Problem to solve
Leaving out the pictures, retype all the material exactly.

(Entries from a visual dataset)

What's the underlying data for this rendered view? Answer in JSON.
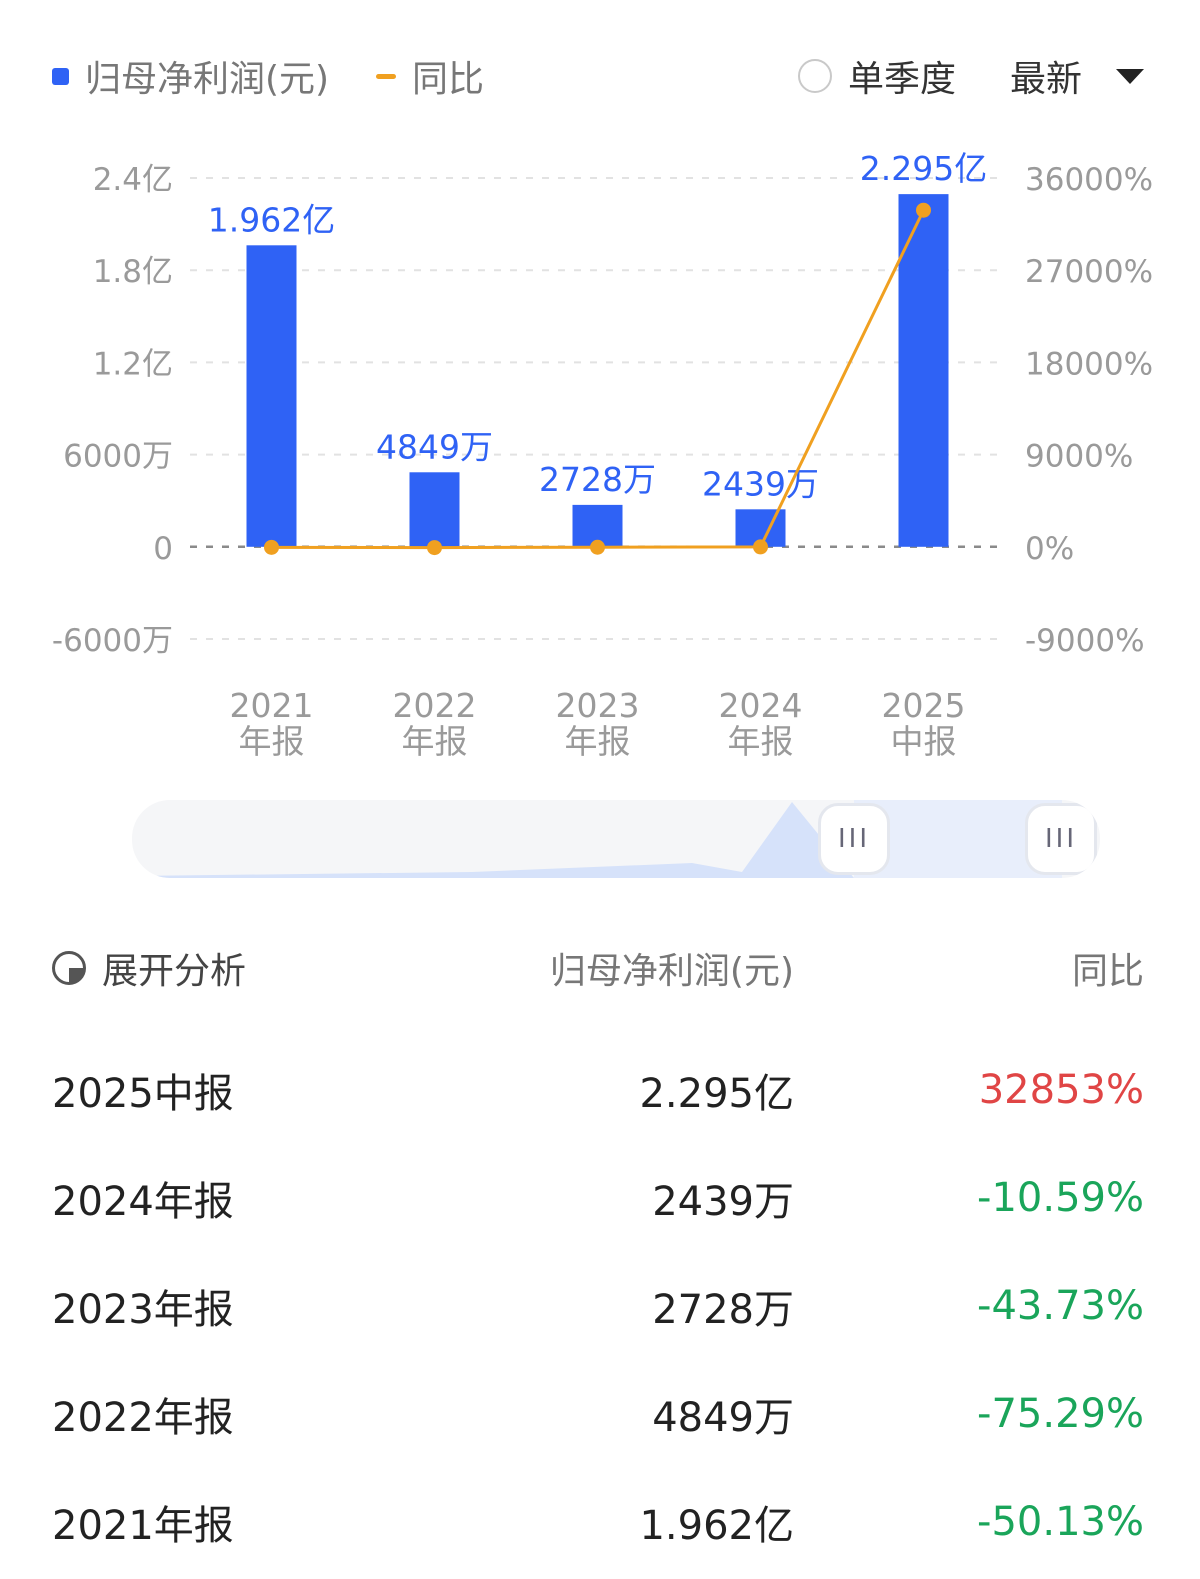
{
  "legend": {
    "bar_label": "归母净利润(元)",
    "line_label": "同比",
    "single_quarter_label": "单季度",
    "latest_label": "最新"
  },
  "chart_data": {
    "type": "bar+line",
    "categories": [
      [
        "2021",
        "年报"
      ],
      [
        "2022",
        "年报"
      ],
      [
        "2023",
        "年报"
      ],
      [
        "2024",
        "年报"
      ],
      [
        "2025",
        "中报"
      ]
    ],
    "series": [
      {
        "name": "归母净利润(元)",
        "type": "bar",
        "axis": "left",
        "values": [
          196200000,
          48490000,
          27280000,
          24390000,
          229500000
        ],
        "labels": [
          "1.962亿",
          "4849万",
          "2728万",
          "2439万",
          "2.295亿"
        ]
      },
      {
        "name": "同比",
        "type": "line",
        "axis": "right",
        "values": [
          -50.13,
          -75.29,
          -43.73,
          -10.59,
          32853
        ]
      }
    ],
    "left_axis": {
      "ticks": [
        240000000,
        180000000,
        120000000,
        60000000,
        0,
        -60000000
      ],
      "tick_labels": [
        "2.4亿",
        "1.8亿",
        "1.2亿",
        "6000万",
        "0",
        "-6000万"
      ],
      "ylim": [
        -60000000,
        240000000
      ]
    },
    "right_axis": {
      "ticks": [
        36000,
        27000,
        18000,
        9000,
        0,
        -9000
      ],
      "tick_labels": [
        "36000%",
        "27000%",
        "18000%",
        "9000%",
        "0%",
        "-9000%"
      ],
      "ylim": [
        -9000,
        36000
      ]
    },
    "grid": true,
    "colors": {
      "bar": "#2f62f5",
      "line": "#f0a020",
      "label": "#2f62f5"
    }
  },
  "table": {
    "header": {
      "analyze": "展开分析",
      "value": "归母净利润(元)",
      "yoy": "同比"
    },
    "rows": [
      {
        "period": "2025中报",
        "value": "2.295亿",
        "yoy": "32853%",
        "dir": "up"
      },
      {
        "period": "2024年报",
        "value": "2439万",
        "yoy": "-10.59%",
        "dir": "down"
      },
      {
        "period": "2023年报",
        "value": "2728万",
        "yoy": "-43.73%",
        "dir": "down"
      },
      {
        "period": "2022年报",
        "value": "4849万",
        "yoy": "-75.29%",
        "dir": "down"
      },
      {
        "period": "2021年报",
        "value": "1.962亿",
        "yoy": "-50.13%",
        "dir": "down"
      }
    ]
  },
  "slider": {
    "handle_glyph": "III"
  }
}
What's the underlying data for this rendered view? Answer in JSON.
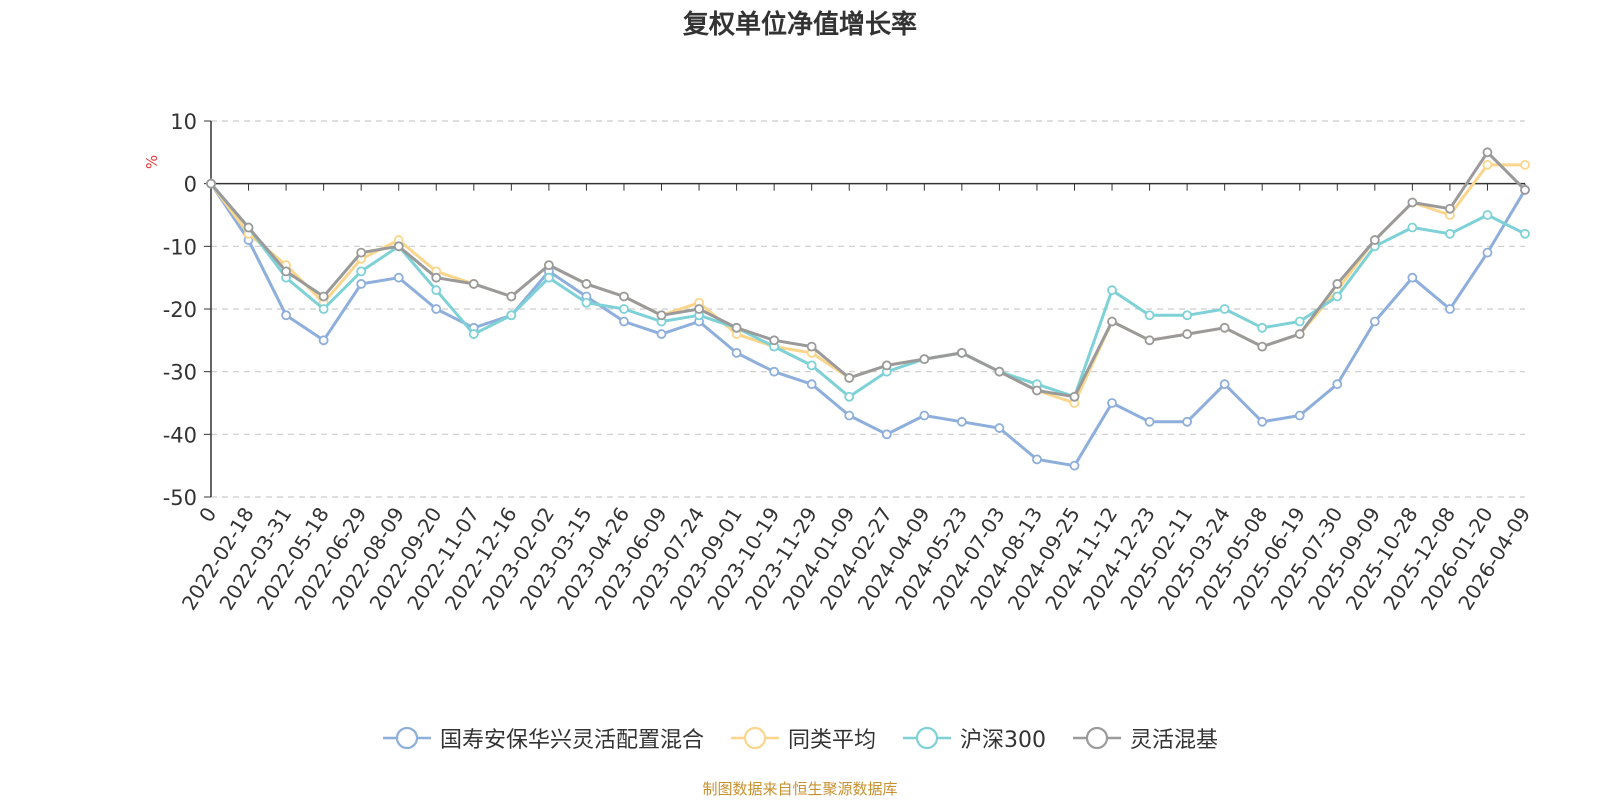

Answer below
What's the underlying data for this rendered view? Answer in JSON.
{
  "legend": {
    "bar_label": "归母净利润(元)",
    "line_label": "同比",
    "single_quarter_label": "单季度",
    "latest_label": "最新"
  },
  "chart_data": {
    "type": "bar+line",
    "categories": [
      [
        "2021",
        "年报"
      ],
      [
        "2022",
        "年报"
      ],
      [
        "2023",
        "年报"
      ],
      [
        "2024",
        "年报"
      ],
      [
        "2025",
        "中报"
      ]
    ],
    "series": [
      {
        "name": "归母净利润(元)",
        "type": "bar",
        "axis": "left",
        "values": [
          196200000,
          48490000,
          27280000,
          24390000,
          229500000
        ],
        "labels": [
          "1.962亿",
          "4849万",
          "2728万",
          "2439万",
          "2.295亿"
        ]
      },
      {
        "name": "同比",
        "type": "line",
        "axis": "right",
        "values": [
          -50.13,
          -75.29,
          -43.73,
          -10.59,
          32853
        ]
      }
    ],
    "left_axis": {
      "ticks": [
        240000000,
        180000000,
        120000000,
        60000000,
        0,
        -60000000
      ],
      "tick_labels": [
        "2.4亿",
        "1.8亿",
        "1.2亿",
        "6000万",
        "0",
        "-6000万"
      ],
      "ylim": [
        -60000000,
        240000000
      ]
    },
    "right_axis": {
      "ticks": [
        36000,
        27000,
        18000,
        9000,
        0,
        -9000
      ],
      "tick_labels": [
        "36000%",
        "27000%",
        "18000%",
        "9000%",
        "0%",
        "-9000%"
      ],
      "ylim": [
        -9000,
        36000
      ]
    },
    "grid": true,
    "colors": {
      "bar": "#2f62f5",
      "line": "#f0a020",
      "label": "#2f62f5"
    }
  },
  "table": {
    "header": {
      "analyze": "展开分析",
      "value": "归母净利润(元)",
      "yoy": "同比"
    },
    "rows": [
      {
        "period": "2025中报",
        "value": "2.295亿",
        "yoy": "32853%",
        "dir": "up"
      },
      {
        "period": "2024年报",
        "value": "2439万",
        "yoy": "-10.59%",
        "dir": "down"
      },
      {
        "period": "2023年报",
        "value": "2728万",
        "yoy": "-43.73%",
        "dir": "down"
      },
      {
        "period": "2022年报",
        "value": "4849万",
        "yoy": "-75.29%",
        "dir": "down"
      },
      {
        "period": "2021年报",
        "value": "1.962亿",
        "yoy": "-50.13%",
        "dir": "down"
      }
    ]
  },
  "slider": {
    "handle_glyph": "III"
  }
}
What's the underlying data for this rendered view? Answer in JSON.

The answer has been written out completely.